**** TEXTO PARA ANALIZAR
En marzo de 2012 la Confech (siendo Gabriel Boric presidente de la FECH) publicó el documento “Balances y proyecciones movimiento social 2011”, donde, entre otras cosas, se toma postura frente a los hechos de violencia que venían ocurriendo desde las revueltas del año anterior. Los dirigentes estudiantiles (hoy hábiles políticos) definieron que “debemos reconocer dos tipos de actos violentos: 1) violencia esporádica, marginal y desorganizada; y 2) violencia de masas organizada y con fines políticos que se convierte en masiva y legítima para nuestros compañeros”. Dicha definición ha permitido blanquear permanentemente graves situaciones de violencia, siendo las más paradigmáticas las que ocurrieron en el marco del así llamado estallido social de octubre de 2019.
El mecanismo favorito para justificar todo tipo de agresiones y alteraciones al orden público se ha hecho a través de la idea de que la historia es un campo de batalla, y que quienes sufren la “violencia del sistema” merecen responder con violencia frente a la agresión (simbólica) de una sociedad que exprime y margina. De esa forma, se ha embellecido y dado cierto estatus moral a la violencia, la que hoy aparece desbordada ya no solo como un fenómeno marginal o esporádico, sino cada vez más recurrente y dañino, reflejado, entre otras cosas, en el aumento de delitos de alta connotación, los ataques y el control territorial de bandas criminales en el sur, la violencia escolar entre compañeros y hacia profesores; y por supuesto, los clásicos desórdenes en plaza Italia los viernes.
********
**** CONTENIDO DE DATOS
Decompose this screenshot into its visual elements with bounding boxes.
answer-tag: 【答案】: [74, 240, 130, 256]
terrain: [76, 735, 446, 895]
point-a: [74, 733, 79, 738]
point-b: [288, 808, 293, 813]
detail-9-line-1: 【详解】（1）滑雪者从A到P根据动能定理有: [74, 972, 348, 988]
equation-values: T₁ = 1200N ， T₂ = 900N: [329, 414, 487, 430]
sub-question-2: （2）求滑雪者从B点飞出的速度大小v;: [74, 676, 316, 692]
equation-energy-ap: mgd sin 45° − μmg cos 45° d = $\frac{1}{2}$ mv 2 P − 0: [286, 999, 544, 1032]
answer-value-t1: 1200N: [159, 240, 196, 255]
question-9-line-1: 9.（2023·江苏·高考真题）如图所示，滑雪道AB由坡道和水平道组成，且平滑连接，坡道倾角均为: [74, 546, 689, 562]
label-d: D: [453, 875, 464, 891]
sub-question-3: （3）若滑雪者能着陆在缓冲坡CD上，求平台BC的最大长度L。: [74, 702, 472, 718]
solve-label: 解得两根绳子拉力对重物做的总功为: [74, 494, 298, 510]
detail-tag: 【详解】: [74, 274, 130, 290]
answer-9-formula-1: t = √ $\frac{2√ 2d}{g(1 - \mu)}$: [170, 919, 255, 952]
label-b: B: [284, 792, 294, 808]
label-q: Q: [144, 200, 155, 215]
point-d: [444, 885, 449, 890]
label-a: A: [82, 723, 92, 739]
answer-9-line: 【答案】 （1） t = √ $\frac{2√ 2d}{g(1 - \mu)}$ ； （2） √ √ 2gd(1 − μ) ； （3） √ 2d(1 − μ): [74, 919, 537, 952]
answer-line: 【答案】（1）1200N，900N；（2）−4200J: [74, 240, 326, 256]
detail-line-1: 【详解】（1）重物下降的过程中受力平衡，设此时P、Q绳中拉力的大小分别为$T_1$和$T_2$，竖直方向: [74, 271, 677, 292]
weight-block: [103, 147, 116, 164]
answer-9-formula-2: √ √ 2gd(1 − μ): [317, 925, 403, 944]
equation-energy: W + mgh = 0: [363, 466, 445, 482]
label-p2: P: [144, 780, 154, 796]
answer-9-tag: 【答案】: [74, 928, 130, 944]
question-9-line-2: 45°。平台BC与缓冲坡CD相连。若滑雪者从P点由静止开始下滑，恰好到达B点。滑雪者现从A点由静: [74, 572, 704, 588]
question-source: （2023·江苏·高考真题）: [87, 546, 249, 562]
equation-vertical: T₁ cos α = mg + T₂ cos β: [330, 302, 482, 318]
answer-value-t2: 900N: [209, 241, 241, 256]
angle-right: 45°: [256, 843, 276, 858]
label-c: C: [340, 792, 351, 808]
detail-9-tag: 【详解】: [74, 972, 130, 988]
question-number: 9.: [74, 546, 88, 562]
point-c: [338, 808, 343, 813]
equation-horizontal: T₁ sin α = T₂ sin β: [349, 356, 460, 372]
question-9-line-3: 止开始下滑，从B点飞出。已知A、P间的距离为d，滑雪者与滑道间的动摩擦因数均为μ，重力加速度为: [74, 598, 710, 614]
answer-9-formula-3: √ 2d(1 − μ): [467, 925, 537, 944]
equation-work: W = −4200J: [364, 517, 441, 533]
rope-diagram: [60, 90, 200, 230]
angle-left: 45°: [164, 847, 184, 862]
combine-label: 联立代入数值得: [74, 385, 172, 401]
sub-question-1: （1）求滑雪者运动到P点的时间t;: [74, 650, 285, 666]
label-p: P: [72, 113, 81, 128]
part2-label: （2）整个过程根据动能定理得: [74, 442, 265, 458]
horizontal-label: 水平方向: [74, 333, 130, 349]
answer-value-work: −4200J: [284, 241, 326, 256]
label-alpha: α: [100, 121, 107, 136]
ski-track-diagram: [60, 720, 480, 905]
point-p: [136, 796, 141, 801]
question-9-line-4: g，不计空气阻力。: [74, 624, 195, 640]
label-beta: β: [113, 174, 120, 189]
********
## CONSIGNA 1:
Copia tal cual el fragmento del texto sobre la violencia desde “En marzo de” hasta “octubre de 2019.”, ambos incluidos.
## CONSIGNA 2:
Según el texto sobre la violencia, ¿qué documento publicó la Confech en marzo de 2012?

## TU RESPUESTA 1:
En marzo de 2012 la Confech (siendo Gabriel Boric presidente de la FECH) publicó el documento “Balances y proyecciones movimiento social 2011”, donde, entre otras cosas, se toma postura frente a los hechos de violencia que venían ocurriendo desde las revueltas del año anterior. Los dirigentes estudiantiles (hoy hábiles políticos) definieron que “debemos reconocer dos tipos de actos violentos: 1) violencia esporádica, marginal y desorganizada; y 2) violencia de masas organizada y con fines políticos que se convierte en masiva y legítima para nuestros compañeros”. Dicha definición ha permitido blanquear permanentemente graves situaciones de violencia, siendo las más paradigmáticas las que ocurrieron en el marco del así llamado estallido social de octubre de 2019.

## TU RESPUESTA 2:
“Balances y proyecciones movimiento social 2011”.